(Data records)
>> BEGIN
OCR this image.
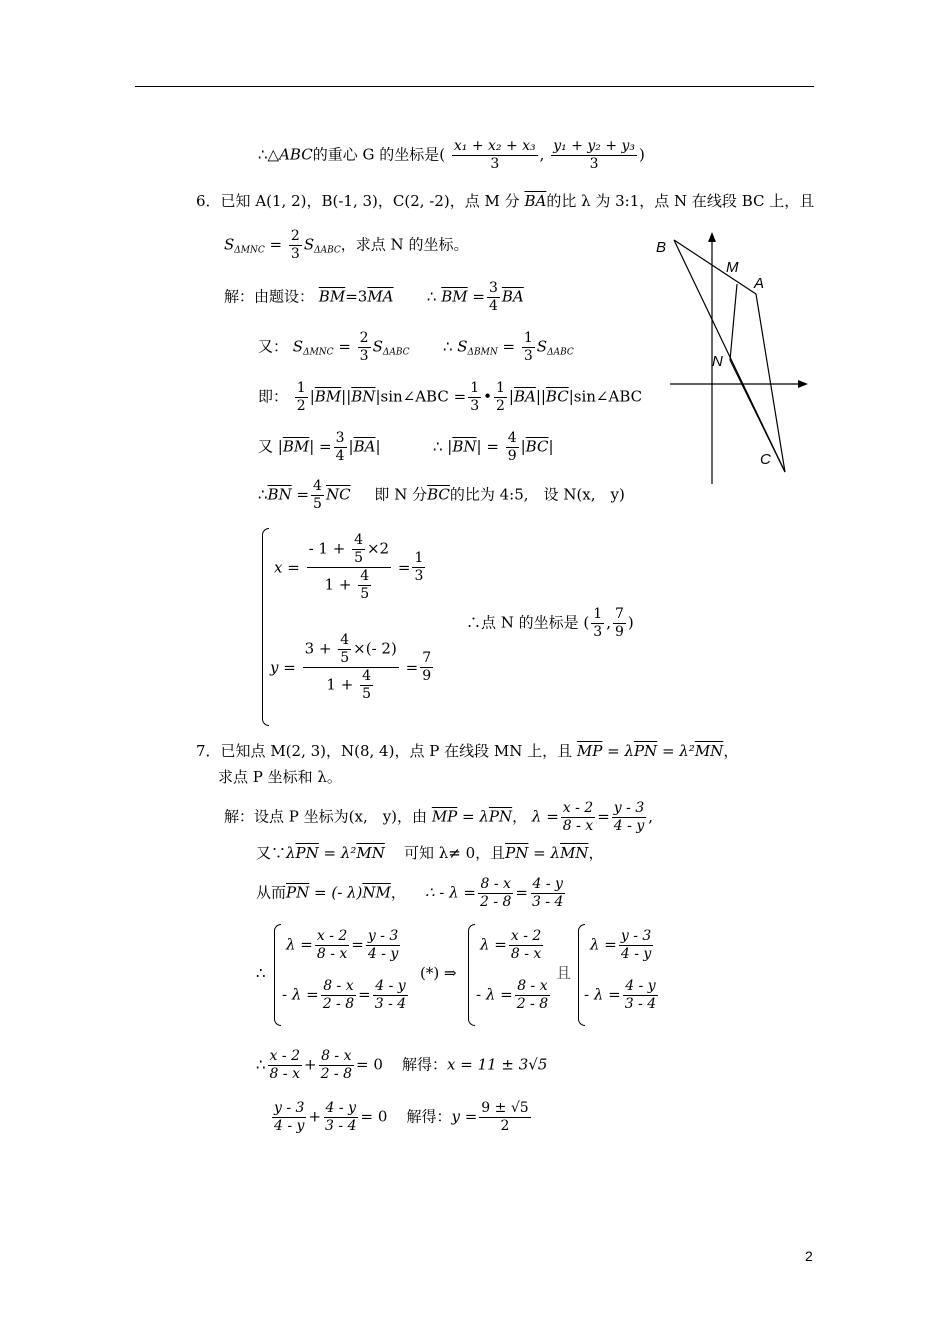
∴△ABC的重心 G 的坐标是( $\frac{\text{x₁ + x₂ + x₃}}{3}$ , $\frac{\text{y₁ + y₂ + y₃}}{3}$ )
6．已知 A(1, 2)，B(-1, 3)，C(2, -2)，点 M 分 $\overline{BA}$的比 λ 为 3:1，点 N 在线段 BC 上，且
$S_{\Delta MNC} = \frac{2}{3} S_{\Delta ABC}$，求点 N 的坐标。
解：由题设： $\overline{BM}=3\overline{MA}$ ∴ $\overline{BM} = \frac{3}{4} \overline{BA}$
又： $S_{\Delta MNC} = \frac{2}{3} S_{\Delta ABC}$ ∴ $S_{\Delta BMN} = \frac{1}{3} S_{\Delta ABC}$
即： $\frac{1}{2}$ $|\overline{BM}||\overline{BN}|\sin\angle ABC = \frac{1}{3}$ • $\frac{1}{2}$ $|\overline{BA}||\overline{BC}|\sin\angle ABC$
又 $|\overline{BM}| = \frac{3}{4} |\overline{BA}|$           ∴ $|\overline{BN}| = \frac{4}{9} |\overline{BC}|$
$\therefore\overline{BN} = \frac{4}{5} \overline{NC}$ 即 N 分$\overline{BC}$的比为 4:5,　设 N(x,　y)
$x = \frac{- 1 + \frac{4}{5} \times 2}{1 + \frac{4}{5}} = \frac{1}{3}$
$y = \frac{3 + \frac{4}{5} \times(- 2)}{1 + \frac{4}{5}} = \frac{7}{9}$
∴点 N 的坐标是 ( $\frac{1}{3}$ , $\frac{7}{9}$ )
B
M
A
N
C
7．已知点 M(2, 3)，N(8, 4)，点 P 在线段 MN 上，且 $\overline{MP} = \lambda\overline{PN} = \lambda^2\overline{MN}$，
求点 P 坐标和 λ。
解：设点 P 坐标为(x,　y)，由 $\overline{MP} = \lambda\overline{PN}$， $\lambda = \frac{x - 2}{8 - x} = \frac{y - 3}{4 - y}$ ,
又$\because\lambda\overline{PN} = \lambda^2\overline{MN}$ 可知 λ≠ 0，且$\overline{PN} = \lambda\overline{MN}$，
从而$\overline{PN}$ = (- $\lambda)\overline{NM}$，    ∴ - $\lambda = \frac{8 - x}{2 - 8} = \frac{4 - y}{3 - 4}$
∴
$\lambda = \frac{x - 2}{8 - x} = \frac{y - 3}{4 - y}$
- $\lambda = \frac{8 - x}{2 - 8} = \frac{4 - y}{3 - 4}$
(*) ⇒
$\lambda = \frac{x - 2}{8 - x}$
- $\lambda = \frac{8 - x}{2 - 8}$
且
$\lambda = \frac{y - 3}{4 - y}$
- $\lambda = \frac{4 - y}{3 - 4}$
∴ $\frac{x - 2}{8 - x} + \frac{8 - x}{2 - 8} = 0$ 解得：x = 11 ± 3√5
$\frac{y - 3}{4 - y} + \frac{4 - y}{3 - 4} = 0$ 解得：$y = \frac{9 \pm √5}{2}$
2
>> END
--- Written task ---
Give back the entries verbatim. Do not include any picture.

--- Answer to the task ---
OCR this image.
∴△ABC的重心 G 的坐标是( $\frac{\text{x₁ + x₂ + x₃}}{3}$ , $\frac{\text{y₁ + y₂ + y₃}}{3}$ )
6．已知 A(1, 2)，B(-1, 3)，C(2, -2)，点 M 分 $\overline{BA}$的比 λ 为 3:1，点 N 在线段 BC 上，且
$S_{\Delta MNC} = \frac{2}{3} S_{\Delta ABC}$，求点 N 的坐标。
解：由题设： $\overline{BM}=3\overline{MA}$ ∴ $\overline{BM} = \frac{3}{4} \overline{BA}$
又： $S_{\Delta MNC} = \frac{2}{3} S_{\Delta ABC}$ ∴ $S_{\Delta BMN} = \frac{1}{3} S_{\Delta ABC}$
即： $\frac{1}{2}$ $|\overline{BM}||\overline{BN}|\sin\angle ABC = \frac{1}{3}$ • $\frac{1}{2}$ $|\overline{BA}||\overline{BC}|\sin\angle ABC$
又 $|\overline{BM}| = \frac{3}{4} |\overline{BA}|$           ∴ $|\overline{BN}| = \frac{4}{9} |\overline{BC}|$
$\therefore\overline{BN} = \frac{4}{5} \overline{NC}$ 即 N 分$\overline{BC}$的比为 4:5,　设 N(x,　y)
$x = \frac{- 1 + \frac{4}{5} \times 2}{1 + \frac{4}{5}} = \frac{1}{3}$
$y = \frac{3 + \frac{4}{5} \times(- 2)}{1 + \frac{4}{5}} = \frac{7}{9}$
∴点 N 的坐标是 ( $\frac{1}{3}$ , $\frac{7}{9}$ )
B
M
A
N
C
7．已知点 M(2, 3)，N(8, 4)，点 P 在线段 MN 上，且 $\overline{MP} = \lambda\overline{PN} = \lambda^2\overline{MN}$，
求点 P 坐标和 λ。
解：设点 P 坐标为(x,　y)，由 $\overline{MP} = \lambda\overline{PN}$， $\lambda = \frac{x - 2}{8 - x} = \frac{y - 3}{4 - y}$ ,
又$\because\lambda\overline{PN} = \lambda^2\overline{MN}$ 可知 λ≠ 0，且$\overline{PN} = \lambda\overline{MN}$，
从而$\overline{PN}$ = (- $\lambda)\overline{NM}$，    ∴ - $\lambda = \frac{8 - x}{2 - 8} = \frac{4 - y}{3 - 4}$
∴
$\lambda = \frac{x - 2}{8 - x} = \frac{y - 3}{4 - y}$
- $\lambda = \frac{8 - x}{2 - 8} = \frac{4 - y}{3 - 4}$
(*) ⇒
$\lambda = \frac{x - 2}{8 - x}$
- $\lambda = \frac{8 - x}{2 - 8}$
且
$\lambda = \frac{y - 3}{4 - y}$
- $\lambda = \frac{4 - y}{3 - 4}$
∴ $\frac{x - 2}{8 - x} + \frac{8 - x}{2 - 8} = 0$ 解得：x = 11 ± 3√5
$\frac{y - 3}{4 - y} + \frac{4 - y}{3 - 4} = 0$ 解得：$y = \frac{9 \pm √5}{2}$
2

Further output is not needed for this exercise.